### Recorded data
-------------------------

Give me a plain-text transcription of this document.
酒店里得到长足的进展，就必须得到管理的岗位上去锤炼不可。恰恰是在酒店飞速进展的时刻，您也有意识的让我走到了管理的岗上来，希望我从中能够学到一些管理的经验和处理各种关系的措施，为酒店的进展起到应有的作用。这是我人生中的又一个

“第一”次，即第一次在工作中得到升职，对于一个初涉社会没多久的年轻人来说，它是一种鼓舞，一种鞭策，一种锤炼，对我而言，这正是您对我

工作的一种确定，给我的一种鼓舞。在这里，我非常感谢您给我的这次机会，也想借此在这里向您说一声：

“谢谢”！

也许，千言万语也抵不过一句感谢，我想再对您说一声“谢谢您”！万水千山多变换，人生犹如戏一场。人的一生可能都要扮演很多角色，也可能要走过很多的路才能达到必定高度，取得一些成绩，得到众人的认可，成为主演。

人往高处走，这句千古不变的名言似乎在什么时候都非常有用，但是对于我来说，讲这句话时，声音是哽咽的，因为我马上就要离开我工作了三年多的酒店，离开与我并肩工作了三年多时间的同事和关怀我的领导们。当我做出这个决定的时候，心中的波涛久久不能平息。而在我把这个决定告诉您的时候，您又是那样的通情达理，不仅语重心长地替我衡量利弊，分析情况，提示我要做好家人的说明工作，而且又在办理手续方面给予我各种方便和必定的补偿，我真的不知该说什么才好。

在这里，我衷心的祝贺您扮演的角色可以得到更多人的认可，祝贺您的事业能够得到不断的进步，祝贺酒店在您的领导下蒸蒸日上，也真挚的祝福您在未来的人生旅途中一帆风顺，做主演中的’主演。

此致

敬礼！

-------------------------

### THE PROBLEM
Each line of the listing should be copied exactly.

### TASK ANSWER
Give me a plain-text transcription of this document.
酒店里得到长足的进展，就必须得到管理的岗位上去锤炼不可。恰恰是在酒店飞速进展的时刻，您也有意识的让我走到了管理的岗上来，希望我从中能够学到一些管理的经验和处理各种关系的措施，为酒店的进展起到应有的作用。这是我人生中的又一个

“第一”次，即第一次在工作中得到升职，对于一个初涉社会没多久的年轻人来说，它是一种鼓舞，一种鞭策，一种锤炼，对我而言，这正是您对我

工作的一种确定，给我的一种鼓舞。在这里，我非常感谢您给我的这次机会，也想借此在这里向您说一声：

“谢谢”！

也许，千言万语也抵不过一句感谢，我想再对您说一声“谢谢您”！万水千山多变换，人生犹如戏一场。人的一生可能都要扮演很多角色，也可能要走过很多的路才能达到必定高度，取得一些成绩，得到众人的认可，成为主演。

人往高处走，这句千古不变的名言似乎在什么时候都非常有用，但是对于我来说，讲这句话时，声音是哽咽的，因为我马上就要离开我工作了三年多的酒店，离开与我并肩工作了三年多时间的同事和关怀我的领导们。当我做出这个决定的时候，心中的波涛久久不能平息。而在我把这个决定告诉您的时候，您又是那样的通情达理，不仅语重心长地替我衡量利弊，分析情况，提示我要做好家人的说明工作，而且又在办理手续方面给予我各种方便和必定的补偿，我真的不知该说什么才好。

在这里，我衷心的祝贺您扮演的角色可以得到更多人的认可，祝贺您的事业能够得到不断的进步，祝贺酒店在您的领导下蒸蒸日上，也真挚的祝福您在未来的人生旅途中一帆风顺，做主演中的’主演。

此致

敬礼！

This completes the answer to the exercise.